**Stated exercise:** All records should be reproduced verbatim.

####

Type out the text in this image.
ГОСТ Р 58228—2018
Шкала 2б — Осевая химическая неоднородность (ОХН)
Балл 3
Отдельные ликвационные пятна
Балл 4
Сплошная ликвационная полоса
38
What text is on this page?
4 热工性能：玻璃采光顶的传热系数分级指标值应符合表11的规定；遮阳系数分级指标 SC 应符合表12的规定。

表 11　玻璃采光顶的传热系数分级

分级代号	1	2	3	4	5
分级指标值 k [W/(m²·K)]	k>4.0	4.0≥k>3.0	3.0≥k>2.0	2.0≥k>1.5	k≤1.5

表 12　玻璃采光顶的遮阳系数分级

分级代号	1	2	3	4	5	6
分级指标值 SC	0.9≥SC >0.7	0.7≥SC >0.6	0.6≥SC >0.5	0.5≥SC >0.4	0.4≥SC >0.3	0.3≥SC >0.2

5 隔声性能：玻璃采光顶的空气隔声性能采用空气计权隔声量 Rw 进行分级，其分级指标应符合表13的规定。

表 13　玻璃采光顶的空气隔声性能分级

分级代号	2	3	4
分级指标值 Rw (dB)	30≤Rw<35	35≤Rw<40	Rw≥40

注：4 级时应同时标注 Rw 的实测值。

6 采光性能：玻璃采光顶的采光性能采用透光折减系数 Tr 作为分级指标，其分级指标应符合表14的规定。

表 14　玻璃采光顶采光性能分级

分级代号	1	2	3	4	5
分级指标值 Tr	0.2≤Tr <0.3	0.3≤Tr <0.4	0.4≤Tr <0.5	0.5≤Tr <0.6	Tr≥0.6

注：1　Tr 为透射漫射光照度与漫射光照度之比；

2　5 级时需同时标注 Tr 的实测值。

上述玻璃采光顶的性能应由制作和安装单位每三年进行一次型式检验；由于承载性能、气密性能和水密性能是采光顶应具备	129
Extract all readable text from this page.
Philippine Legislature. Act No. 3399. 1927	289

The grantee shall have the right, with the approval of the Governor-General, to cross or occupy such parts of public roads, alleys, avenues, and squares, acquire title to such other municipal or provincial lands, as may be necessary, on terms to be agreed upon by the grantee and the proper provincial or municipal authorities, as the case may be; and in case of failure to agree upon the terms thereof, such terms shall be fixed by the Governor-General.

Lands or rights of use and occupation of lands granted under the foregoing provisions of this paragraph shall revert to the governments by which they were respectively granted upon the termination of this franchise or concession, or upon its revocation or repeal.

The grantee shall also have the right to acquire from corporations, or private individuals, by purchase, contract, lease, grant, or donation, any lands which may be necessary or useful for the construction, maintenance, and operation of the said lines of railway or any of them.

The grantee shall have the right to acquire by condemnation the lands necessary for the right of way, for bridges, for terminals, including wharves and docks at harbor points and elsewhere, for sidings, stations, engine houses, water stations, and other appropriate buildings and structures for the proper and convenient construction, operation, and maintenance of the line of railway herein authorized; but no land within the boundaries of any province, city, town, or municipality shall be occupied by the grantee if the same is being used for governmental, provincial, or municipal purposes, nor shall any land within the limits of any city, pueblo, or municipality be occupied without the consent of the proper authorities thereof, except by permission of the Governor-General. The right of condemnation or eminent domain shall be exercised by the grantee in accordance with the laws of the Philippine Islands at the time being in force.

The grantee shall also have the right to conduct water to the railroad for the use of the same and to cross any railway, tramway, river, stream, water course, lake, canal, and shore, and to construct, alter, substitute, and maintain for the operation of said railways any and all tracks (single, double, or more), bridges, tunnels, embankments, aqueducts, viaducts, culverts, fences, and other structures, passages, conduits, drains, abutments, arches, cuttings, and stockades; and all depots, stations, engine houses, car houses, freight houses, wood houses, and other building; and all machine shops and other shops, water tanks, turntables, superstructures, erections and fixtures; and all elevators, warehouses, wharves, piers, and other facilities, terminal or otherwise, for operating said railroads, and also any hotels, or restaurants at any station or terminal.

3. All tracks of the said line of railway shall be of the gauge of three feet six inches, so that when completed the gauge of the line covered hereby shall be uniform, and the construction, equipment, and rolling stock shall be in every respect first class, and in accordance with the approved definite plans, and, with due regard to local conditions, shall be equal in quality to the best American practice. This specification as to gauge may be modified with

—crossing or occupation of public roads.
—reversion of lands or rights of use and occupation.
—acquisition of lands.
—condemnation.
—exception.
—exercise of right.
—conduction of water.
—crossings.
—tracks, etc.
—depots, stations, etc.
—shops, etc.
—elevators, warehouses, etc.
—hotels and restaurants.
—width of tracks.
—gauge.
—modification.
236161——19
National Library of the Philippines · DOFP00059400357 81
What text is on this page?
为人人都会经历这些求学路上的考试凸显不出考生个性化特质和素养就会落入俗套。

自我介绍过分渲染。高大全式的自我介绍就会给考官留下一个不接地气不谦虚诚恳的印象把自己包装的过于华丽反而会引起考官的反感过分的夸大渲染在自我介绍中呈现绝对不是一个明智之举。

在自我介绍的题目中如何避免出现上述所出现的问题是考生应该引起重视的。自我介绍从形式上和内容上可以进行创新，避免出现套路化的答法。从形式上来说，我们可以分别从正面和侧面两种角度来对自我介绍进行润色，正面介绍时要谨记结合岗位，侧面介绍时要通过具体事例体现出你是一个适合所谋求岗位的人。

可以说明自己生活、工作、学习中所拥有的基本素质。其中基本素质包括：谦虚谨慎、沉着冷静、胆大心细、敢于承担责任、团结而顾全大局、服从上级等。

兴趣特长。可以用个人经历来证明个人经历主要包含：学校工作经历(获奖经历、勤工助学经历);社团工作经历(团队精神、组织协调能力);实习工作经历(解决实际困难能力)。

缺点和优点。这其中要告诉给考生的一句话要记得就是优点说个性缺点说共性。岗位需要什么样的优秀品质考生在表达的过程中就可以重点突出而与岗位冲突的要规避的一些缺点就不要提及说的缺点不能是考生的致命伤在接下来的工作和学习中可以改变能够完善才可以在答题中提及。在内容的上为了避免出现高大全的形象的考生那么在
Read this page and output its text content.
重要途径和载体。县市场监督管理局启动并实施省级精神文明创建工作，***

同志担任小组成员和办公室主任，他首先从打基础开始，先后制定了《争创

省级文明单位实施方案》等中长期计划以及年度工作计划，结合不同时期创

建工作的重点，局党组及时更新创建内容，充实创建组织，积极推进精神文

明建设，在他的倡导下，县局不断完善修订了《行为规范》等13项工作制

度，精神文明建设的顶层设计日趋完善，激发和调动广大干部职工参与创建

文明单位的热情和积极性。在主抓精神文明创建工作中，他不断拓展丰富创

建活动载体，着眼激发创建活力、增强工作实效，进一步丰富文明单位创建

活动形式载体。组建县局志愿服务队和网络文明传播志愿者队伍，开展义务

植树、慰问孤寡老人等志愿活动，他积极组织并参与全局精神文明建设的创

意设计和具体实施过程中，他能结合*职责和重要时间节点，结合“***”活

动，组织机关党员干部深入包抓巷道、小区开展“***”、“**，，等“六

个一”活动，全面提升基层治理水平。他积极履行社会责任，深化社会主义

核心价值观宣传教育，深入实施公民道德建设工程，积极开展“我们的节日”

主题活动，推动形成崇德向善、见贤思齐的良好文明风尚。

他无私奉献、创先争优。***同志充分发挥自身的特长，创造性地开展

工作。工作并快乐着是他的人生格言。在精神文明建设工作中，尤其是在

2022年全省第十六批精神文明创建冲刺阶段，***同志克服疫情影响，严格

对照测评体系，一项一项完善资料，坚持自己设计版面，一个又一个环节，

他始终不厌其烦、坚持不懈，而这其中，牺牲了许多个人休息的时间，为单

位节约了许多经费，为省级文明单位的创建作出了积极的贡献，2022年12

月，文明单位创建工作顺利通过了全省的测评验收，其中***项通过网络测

####

**Completed task:**
Type out the text in this image.
ГОСТ Р 58228—2018
Шкала 2б — Осевая химическая неоднородность (ОХН)
Балл 3
Отдельные ликвационные пятна
Балл 4
Сплошная ликвационная полоса
38
What text is on this page?
4 热工性能：玻璃采光顶的传热系数分级指标值应符合表11的规定；遮阳系数分级指标 SC 应符合表12的规定。

表 11　玻璃采光顶的传热系数分级

分级代号	1	2	3	4	5
分级指标值 k [W/(m²·K)]	k>4.0	4.0≥k>3.0	3.0≥k>2.0	2.0≥k>1.5	k≤1.5

表 12　玻璃采光顶的遮阳系数分级

分级代号	1	2	3	4	5	6
分级指标值 SC	0.9≥SC >0.7	0.7≥SC >0.6	0.6≥SC >0.5	0.5≥SC >0.4	0.4≥SC >0.3	0.3≥SC >0.2

5 隔声性能：玻璃采光顶的空气隔声性能采用空气计权隔声量 Rw 进行分级，其分级指标应符合表13的规定。

表 13　玻璃采光顶的空气隔声性能分级

分级代号	2	3	4
分级指标值 Rw (dB)	30≤Rw<35	35≤Rw<40	Rw≥40

注：4 级时应同时标注 Rw 的实测值。

6 采光性能：玻璃采光顶的采光性能采用透光折减系数 Tr 作为分级指标，其分级指标应符合表14的规定。

表 14　玻璃采光顶采光性能分级

分级代号	1	2	3	4	5
分级指标值 Tr	0.2≤Tr <0.3	0.3≤Tr <0.4	0.4≤Tr <0.5	0.5≤Tr <0.6	Tr≥0.6

注：1　Tr 为透射漫射光照度与漫射光照度之比；

2　5 级时需同时标注 Tr 的实测值。

上述玻璃采光顶的性能应由制作和安装单位每三年进行一次型式检验；由于承载性能、气密性能和水密性能是采光顶应具备	129
Extract all readable text from this page.
Philippine Legislature. Act No. 3399. 1927	289

The grantee shall have the right, with the approval of the Governor-General, to cross or occupy such parts of public roads, alleys, avenues, and squares, acquire title to such other municipal or provincial lands, as may be necessary, on terms to be agreed upon by the grantee and the proper provincial or municipal authorities, as the case may be; and in case of failure to agree upon the terms thereof, such terms shall be fixed by the Governor-General.

Lands or rights of use and occupation of lands granted under the foregoing provisions of this paragraph shall revert to the governments by which they were respectively granted upon the termination of this franchise or concession, or upon its revocation or repeal.

The grantee shall also have the right to acquire from corporations, or private individuals, by purchase, contract, lease, grant, or donation, any lands which may be necessary or useful for the construction, maintenance, and operation of the said lines of railway or any of them.

The grantee shall have the right to acquire by condemnation the lands necessary for the right of way, for bridges, for terminals, including wharves and docks at harbor points and elsewhere, for sidings, stations, engine houses, water stations, and other appropriate buildings and structures for the proper and convenient construction, operation, and maintenance of the line of railway herein authorized; but no land within the boundaries of any province, city, town, or municipality shall be occupied by the grantee if the same is being used for governmental, provincial, or municipal purposes, nor shall any land within the limits of any city, pueblo, or municipality be occupied without the consent of the proper authorities thereof, except by permission of the Governor-General. The right of condemnation or eminent domain shall be exercised by the grantee in accordance with the laws of the Philippine Islands at the time being in force.

The grantee shall also have the right to conduct water to the railroad for the use of the same and to cross any railway, tramway, river, stream, water course, lake, canal, and shore, and to construct, alter, substitute, and maintain for the operation of said railways any and all tracks (single, double, or more), bridges, tunnels, embankments, aqueducts, viaducts, culverts, fences, and other structures, passages, conduits, drains, abutments, arches, cuttings, and stockades; and all depots, stations, engine houses, car houses, freight houses, wood houses, and other building; and all machine shops and other shops, water tanks, turntables, superstructures, erections and fixtures; and all elevators, warehouses, wharves, piers, and other facilities, terminal or otherwise, for operating said railroads, and also any hotels, or restaurants at any station or terminal.

3. All tracks of the said line of railway shall be of the gauge of three feet six inches, so that when completed the gauge of the line covered hereby shall be uniform, and the construction, equipment, and rolling stock shall be in every respect first class, and in accordance with the approved definite plans, and, with due regard to local conditions, shall be equal in quality to the best American practice. This specification as to gauge may be modified with

—crossing or occupation of public roads.
—reversion of lands or rights of use and occupation.
—acquisition of lands.
—condemnation.
—exception.
—exercise of right.
—conduction of water.
—crossings.
—tracks, etc.
—depots, stations, etc.
—shops, etc.
—elevators, warehouses, etc.
—hotels and restaurants.
—width of tracks.
—gauge.
—modification.
236161——19
National Library of the Philippines · DOFP00059400357 81
What text is on this page?
为人人都会经历这些求学路上的考试凸显不出考生个性化特质和素养就会落入俗套。

自我介绍过分渲染。高大全式的自我介绍就会给考官留下一个不接地气不谦虚诚恳的印象把自己包装的过于华丽反而会引起考官的反感过分的夸大渲染在自我介绍中呈现绝对不是一个明智之举。

在自我介绍的题目中如何避免出现上述所出现的问题是考生应该引起重视的。自我介绍从形式上和内容上可以进行创新，避免出现套路化的答法。从形式上来说，我们可以分别从正面和侧面两种角度来对自我介绍进行润色，正面介绍时要谨记结合岗位，侧面介绍时要通过具体事例体现出你是一个适合所谋求岗位的人。

可以说明自己生活、工作、学习中所拥有的基本素质。其中基本素质包括：谦虚谨慎、沉着冷静、胆大心细、敢于承担责任、团结而顾全大局、服从上级等。

兴趣特长。可以用个人经历来证明个人经历主要包含：学校工作经历(获奖经历、勤工助学经历);社团工作经历(团队精神、组织协调能力);实习工作经历(解决实际困难能力)。

缺点和优点。这其中要告诉给考生的一句话要记得就是优点说个性缺点说共性。岗位需要什么样的优秀品质考生在表达的过程中就可以重点突出而与岗位冲突的要规避的一些缺点就不要提及说的缺点不能是考生的致命伤在接下来的工作和学习中可以改变能够完善才可以在答题中提及。在内容的上为了避免出现高大全的形象的考生那么在
Read this page and output its text content.
重要途径和载体。县市场监督管理局启动并实施省级精神文明创建工作，***

同志担任小组成员和办公室主任，他首先从打基础开始，先后制定了《争创

省级文明单位实施方案》等中长期计划以及年度工作计划，结合不同时期创

建工作的重点，局党组及时更新创建内容，充实创建组织，积极推进精神文

明建设，在他的倡导下，县局不断完善修订了《行为规范》等13项工作制

度，精神文明建设的顶层设计日趋完善，激发和调动广大干部职工参与创建

文明单位的热情和积极性。在主抓精神文明创建工作中，他不断拓展丰富创

建活动载体，着眼激发创建活力、增强工作实效，进一步丰富文明单位创建

活动形式载体。组建县局志愿服务队和网络文明传播志愿者队伍，开展义务

植树、慰问孤寡老人等志愿活动，他积极组织并参与全局精神文明建设的创

意设计和具体实施过程中，他能结合*职责和重要时间节点，结合“***”活

动，组织机关党员干部深入包抓巷道、小区开展“***”、“**，，等“六

个一”活动，全面提升基层治理水平。他积极履行社会责任，深化社会主义

核心价值观宣传教育，深入实施公民道德建设工程，积极开展“我们的节日”

主题活动，推动形成崇德向善、见贤思齐的良好文明风尚。

他无私奉献、创先争优。***同志充分发挥自身的特长，创造性地开展

工作。工作并快乐着是他的人生格言。在精神文明建设工作中，尤其是在

2022年全省第十六批精神文明创建冲刺阶段，***同志克服疫情影响，严格

对照测评体系，一项一项完善资料，坚持自己设计版面，一个又一个环节，

他始终不厌其烦、坚持不懈，而这其中，牺牲了许多个人休息的时间，为单

位节约了许多经费，为省级文明单位的创建作出了积极的贡献，2022年12

月，文明单位创建工作顺利通过了全省的测评验收，其中***项通过网络测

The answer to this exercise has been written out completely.